* **OBJECTIVE**: Restate the entries word for word, omitting nothing.

* **PROVIDED ENTRIES**:
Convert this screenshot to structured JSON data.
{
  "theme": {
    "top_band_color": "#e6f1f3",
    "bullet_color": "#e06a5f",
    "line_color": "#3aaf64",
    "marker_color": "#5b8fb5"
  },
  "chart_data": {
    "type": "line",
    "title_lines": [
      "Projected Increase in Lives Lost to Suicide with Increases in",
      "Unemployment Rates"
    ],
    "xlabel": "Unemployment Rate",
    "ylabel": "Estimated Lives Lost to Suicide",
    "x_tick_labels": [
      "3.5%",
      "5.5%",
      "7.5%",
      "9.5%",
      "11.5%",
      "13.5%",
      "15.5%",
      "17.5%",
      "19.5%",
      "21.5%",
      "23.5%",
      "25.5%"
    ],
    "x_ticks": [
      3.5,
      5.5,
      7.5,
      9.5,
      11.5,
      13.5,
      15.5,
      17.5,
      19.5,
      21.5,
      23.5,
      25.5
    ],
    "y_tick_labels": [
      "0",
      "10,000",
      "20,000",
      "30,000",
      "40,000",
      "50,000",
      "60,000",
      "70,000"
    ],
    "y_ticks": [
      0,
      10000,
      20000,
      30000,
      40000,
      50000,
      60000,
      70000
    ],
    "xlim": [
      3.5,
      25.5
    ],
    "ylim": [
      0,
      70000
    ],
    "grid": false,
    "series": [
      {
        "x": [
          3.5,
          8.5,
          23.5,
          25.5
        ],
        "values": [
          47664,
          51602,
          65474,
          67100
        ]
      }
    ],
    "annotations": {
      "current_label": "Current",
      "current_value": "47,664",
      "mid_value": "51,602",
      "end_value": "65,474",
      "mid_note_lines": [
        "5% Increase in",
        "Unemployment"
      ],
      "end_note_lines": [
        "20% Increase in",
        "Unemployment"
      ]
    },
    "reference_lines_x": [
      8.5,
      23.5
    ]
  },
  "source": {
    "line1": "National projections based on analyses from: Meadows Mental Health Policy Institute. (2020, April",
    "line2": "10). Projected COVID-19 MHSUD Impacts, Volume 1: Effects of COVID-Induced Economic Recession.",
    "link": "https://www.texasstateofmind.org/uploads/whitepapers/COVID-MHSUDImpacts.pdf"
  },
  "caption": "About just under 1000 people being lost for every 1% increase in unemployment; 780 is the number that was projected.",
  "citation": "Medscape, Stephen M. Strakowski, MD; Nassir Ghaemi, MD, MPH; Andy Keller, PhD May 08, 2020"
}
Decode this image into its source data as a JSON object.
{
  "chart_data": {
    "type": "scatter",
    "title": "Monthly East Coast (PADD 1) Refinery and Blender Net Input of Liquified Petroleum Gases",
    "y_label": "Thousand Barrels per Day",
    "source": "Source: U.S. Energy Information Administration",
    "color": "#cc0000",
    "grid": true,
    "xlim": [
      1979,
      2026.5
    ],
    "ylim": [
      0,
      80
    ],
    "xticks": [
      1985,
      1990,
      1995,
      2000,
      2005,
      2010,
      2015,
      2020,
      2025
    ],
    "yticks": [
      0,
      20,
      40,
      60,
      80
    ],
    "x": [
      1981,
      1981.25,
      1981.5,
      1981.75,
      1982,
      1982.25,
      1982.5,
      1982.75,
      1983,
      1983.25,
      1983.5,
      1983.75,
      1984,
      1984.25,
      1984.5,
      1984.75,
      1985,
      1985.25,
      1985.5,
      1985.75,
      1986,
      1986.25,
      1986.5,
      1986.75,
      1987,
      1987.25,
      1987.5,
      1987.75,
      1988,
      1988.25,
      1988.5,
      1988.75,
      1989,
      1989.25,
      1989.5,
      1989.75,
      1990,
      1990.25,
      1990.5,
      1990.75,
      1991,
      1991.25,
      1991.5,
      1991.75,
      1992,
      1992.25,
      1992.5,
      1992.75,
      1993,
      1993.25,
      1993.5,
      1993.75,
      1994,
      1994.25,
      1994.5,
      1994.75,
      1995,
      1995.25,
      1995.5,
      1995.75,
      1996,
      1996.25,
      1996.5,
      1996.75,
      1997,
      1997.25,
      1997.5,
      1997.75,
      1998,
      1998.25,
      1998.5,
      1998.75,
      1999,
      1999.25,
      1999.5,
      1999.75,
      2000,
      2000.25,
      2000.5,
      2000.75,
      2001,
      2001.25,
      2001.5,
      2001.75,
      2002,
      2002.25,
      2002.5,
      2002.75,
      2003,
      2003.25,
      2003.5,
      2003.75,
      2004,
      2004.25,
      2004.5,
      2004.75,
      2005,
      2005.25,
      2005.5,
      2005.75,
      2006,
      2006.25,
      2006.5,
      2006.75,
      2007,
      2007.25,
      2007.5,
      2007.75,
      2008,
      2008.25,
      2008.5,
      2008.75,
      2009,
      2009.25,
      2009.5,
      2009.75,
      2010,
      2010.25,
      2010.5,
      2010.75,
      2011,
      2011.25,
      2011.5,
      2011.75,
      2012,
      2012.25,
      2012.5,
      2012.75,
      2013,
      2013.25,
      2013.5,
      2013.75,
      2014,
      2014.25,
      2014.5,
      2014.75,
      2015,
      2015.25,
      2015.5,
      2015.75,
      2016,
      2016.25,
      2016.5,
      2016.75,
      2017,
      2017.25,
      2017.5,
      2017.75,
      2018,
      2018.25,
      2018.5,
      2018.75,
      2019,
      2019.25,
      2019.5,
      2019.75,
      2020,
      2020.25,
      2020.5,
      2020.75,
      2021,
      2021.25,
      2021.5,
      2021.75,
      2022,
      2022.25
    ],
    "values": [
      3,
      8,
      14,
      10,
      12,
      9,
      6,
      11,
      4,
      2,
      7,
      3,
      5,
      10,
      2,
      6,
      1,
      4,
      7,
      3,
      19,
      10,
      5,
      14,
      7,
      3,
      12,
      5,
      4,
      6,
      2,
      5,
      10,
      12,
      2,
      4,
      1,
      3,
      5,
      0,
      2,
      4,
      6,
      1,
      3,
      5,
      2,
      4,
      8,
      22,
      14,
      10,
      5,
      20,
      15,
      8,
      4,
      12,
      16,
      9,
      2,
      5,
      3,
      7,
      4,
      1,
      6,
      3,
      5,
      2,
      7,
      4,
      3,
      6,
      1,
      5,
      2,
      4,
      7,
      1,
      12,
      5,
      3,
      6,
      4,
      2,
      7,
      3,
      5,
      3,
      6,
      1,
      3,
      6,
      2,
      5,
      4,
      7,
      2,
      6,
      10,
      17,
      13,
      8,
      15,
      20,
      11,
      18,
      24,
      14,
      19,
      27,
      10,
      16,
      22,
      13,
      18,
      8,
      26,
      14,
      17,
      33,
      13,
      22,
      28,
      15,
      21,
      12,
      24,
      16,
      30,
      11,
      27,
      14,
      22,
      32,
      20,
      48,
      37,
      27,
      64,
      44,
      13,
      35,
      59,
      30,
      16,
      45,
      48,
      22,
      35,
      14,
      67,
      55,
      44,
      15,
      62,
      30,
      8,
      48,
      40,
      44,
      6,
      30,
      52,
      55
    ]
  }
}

* **THE REPLY**:
Convert this screenshot to structured JSON data.
{
  "theme": {
    "top_band_color": "#e6f1f3",
    "bullet_color": "#e06a5f",
    "line_color": "#3aaf64",
    "marker_color": "#5b8fb5"
  },
  "chart_data": {
    "type": "line",
    "title_lines": [
      "Projected Increase in Lives Lost to Suicide with Increases in",
      "Unemployment Rates"
    ],
    "xlabel": "Unemployment Rate",
    "ylabel": "Estimated Lives Lost to Suicide",
    "x_tick_labels": [
      "3.5%",
      "5.5%",
      "7.5%",
      "9.5%",
      "11.5%",
      "13.5%",
      "15.5%",
      "17.5%",
      "19.5%",
      "21.5%",
      "23.5%",
      "25.5%"
    ],
    "x_ticks": [
      3.5,
      5.5,
      7.5,
      9.5,
      11.5,
      13.5,
      15.5,
      17.5,
      19.5,
      21.5,
      23.5,
      25.5
    ],
    "y_tick_labels": [
      "0",
      "10,000",
      "20,000",
      "30,000",
      "40,000",
      "50,000",
      "60,000",
      "70,000"
    ],
    "y_ticks": [
      0,
      10000,
      20000,
      30000,
      40000,
      50000,
      60000,
      70000
    ],
    "xlim": [
      3.5,
      25.5
    ],
    "ylim": [
      0,
      70000
    ],
    "grid": false,
    "series": [
      {
        "x": [
          3.5,
          8.5,
          23.5,
          25.5
        ],
        "values": [
          47664,
          51602,
          65474,
          67100
        ]
      }
    ],
    "annotations": {
      "current_label": "Current",
      "current_value": "47,664",
      "mid_value": "51,602",
      "end_value": "65,474",
      "mid_note_lines": [
        "5% Increase in",
        "Unemployment"
      ],
      "end_note_lines": [
        "20% Increase in",
        "Unemployment"
      ]
    },
    "reference_lines_x": [
      8.5,
      23.5
    ]
  },
  "source": {
    "line1": "National projections based on analyses from: Meadows Mental Health Policy Institute. (2020, April",
    "line2": "10). Projected COVID-19 MHSUD Impacts, Volume 1: Effects of COVID-Induced Economic Recession.",
    "link": "https://www.texasstateofmind.org/uploads/whitepapers/COVID-MHSUDImpacts.pdf"
  },
  "caption": "About just under 1000 people being lost for every 1% increase in unemployment; 780 is the number that was projected.",
  "citation": "Medscape, Stephen M. Strakowski, MD; Nassir Ghaemi, MD, MPH; Andy Keller, PhD May 08, 2020"
}
Decode this image into its source data as a JSON object.
{
  "chart_data": {
    "type": "scatter",
    "title": "Monthly East Coast (PADD 1) Refinery and Blender Net Input of Liquified Petroleum Gases",
    "y_label": "Thousand Barrels per Day",
    "source": "Source: U.S. Energy Information Administration",
    "color": "#cc0000",
    "grid": true,
    "xlim": [
      1979,
      2026.5
    ],
    "ylim": [
      0,
      80
    ],
    "xticks": [
      1985,
      1990,
      1995,
      2000,
      2005,
      2010,
      2015,
      2020,
      2025
    ],
    "yticks": [
      0,
      20,
      40,
      60,
      80
    ],
    "x": [
      1981,
      1981.25,
      1981.5,
      1981.75,
      1982,
      1982.25,
      1982.5,
      1982.75,
      1983,
      1983.25,
      1983.5,
      1983.75,
      1984,
      1984.25,
      1984.5,
      1984.75,
      1985,
      1985.25,
      1985.5,
      1985.75,
      1986,
      1986.25,
      1986.5,
      1986.75,
      1987,
      1987.25,
      1987.5,
      1987.75,
      1988,
      1988.25,
      1988.5,
      1988.75,
      1989,
      1989.25,
      1989.5,
      1989.75,
      1990,
      1990.25,
      1990.5,
      1990.75,
      1991,
      1991.25,
      1991.5,
      1991.75,
      1992,
      1992.25,
      1992.5,
      1992.75,
      1993,
      1993.25,
      1993.5,
      1993.75,
      1994,
      1994.25,
      1994.5,
      1994.75,
      1995,
      1995.25,
      1995.5,
      1995.75,
      1996,
      1996.25,
      1996.5,
      1996.75,
      1997,
      1997.25,
      1997.5,
      1997.75,
      1998,
      1998.25,
      1998.5,
      1998.75,
      1999,
      1999.25,
      1999.5,
      1999.75,
      2000,
      2000.25,
      2000.5,
      2000.75,
      2001,
      2001.25,
      2001.5,
      2001.75,
      2002,
      2002.25,
      2002.5,
      2002.75,
      2003,
      2003.25,
      2003.5,
      2003.75,
      2004,
      2004.25,
      2004.5,
      2004.75,
      2005,
      2005.25,
      2005.5,
      2005.75,
      2006,
      2006.25,
      2006.5,
      2006.75,
      2007,
      2007.25,
      2007.5,
      2007.75,
      2008,
      2008.25,
      2008.5,
      2008.75,
      2009,
      2009.25,
      2009.5,
      2009.75,
      2010,
      2010.25,
      2010.5,
      2010.75,
      2011,
      2011.25,
      2011.5,
      2011.75,
      2012,
      2012.25,
      2012.5,
      2012.75,
      2013,
      2013.25,
      2013.5,
      2013.75,
      2014,
      2014.25,
      2014.5,
      2014.75,
      2015,
      2015.25,
      2015.5,
      2015.75,
      2016,
      2016.25,
      2016.5,
      2016.75,
      2017,
      2017.25,
      2017.5,
      2017.75,
      2018,
      2018.25,
      2018.5,
      2018.75,
      2019,
      2019.25,
      2019.5,
      2019.75,
      2020,
      2020.25,
      2020.5,
      2020.75,
      2021,
      2021.25,
      2021.5,
      2021.75,
      2022,
      2022.25
    ],
    "values": [
      3,
      8,
      14,
      10,
      12,
      9,
      6,
      11,
      4,
      2,
      7,
      3,
      5,
      10,
      2,
      6,
      1,
      4,
      7,
      3,
      19,
      10,
      5,
      14,
      7,
      3,
      12,
      5,
      4,
      6,
      2,
      5,
      10,
      12,
      2,
      4,
      1,
      3,
      5,
      0,
      2,
      4,
      6,
      1,
      3,
      5,
      2,
      4,
      8,
      22,
      14,
      10,
      5,
      20,
      15,
      8,
      4,
      12,
      16,
      9,
      2,
      5,
      3,
      7,
      4,
      1,
      6,
      3,
      5,
      2,
      7,
      4,
      3,
      6,
      1,
      5,
      2,
      4,
      7,
      1,
      12,
      5,
      3,
      6,
      4,
      2,
      7,
      3,
      5,
      3,
      6,
      1,
      3,
      6,
      2,
      5,
      4,
      7,
      2,
      6,
      10,
      17,
      13,
      8,
      15,
      20,
      11,
      18,
      24,
      14,
      19,
      27,
      10,
      16,
      22,
      13,
      18,
      8,
      26,
      14,
      17,
      33,
      13,
      22,
      28,
      15,
      21,
      12,
      24,
      16,
      30,
      11,
      27,
      14,
      22,
      32,
      20,
      48,
      37,
      27,
      64,
      44,
      13,
      35,
      59,
      30,
      16,
      45,
      48,
      22,
      35,
      14,
      67,
      55,
      44,
      15,
      62,
      30,
      8,
      48,
      40,
      44,
      6,
      30,
      52,
      55
    ]
  }
}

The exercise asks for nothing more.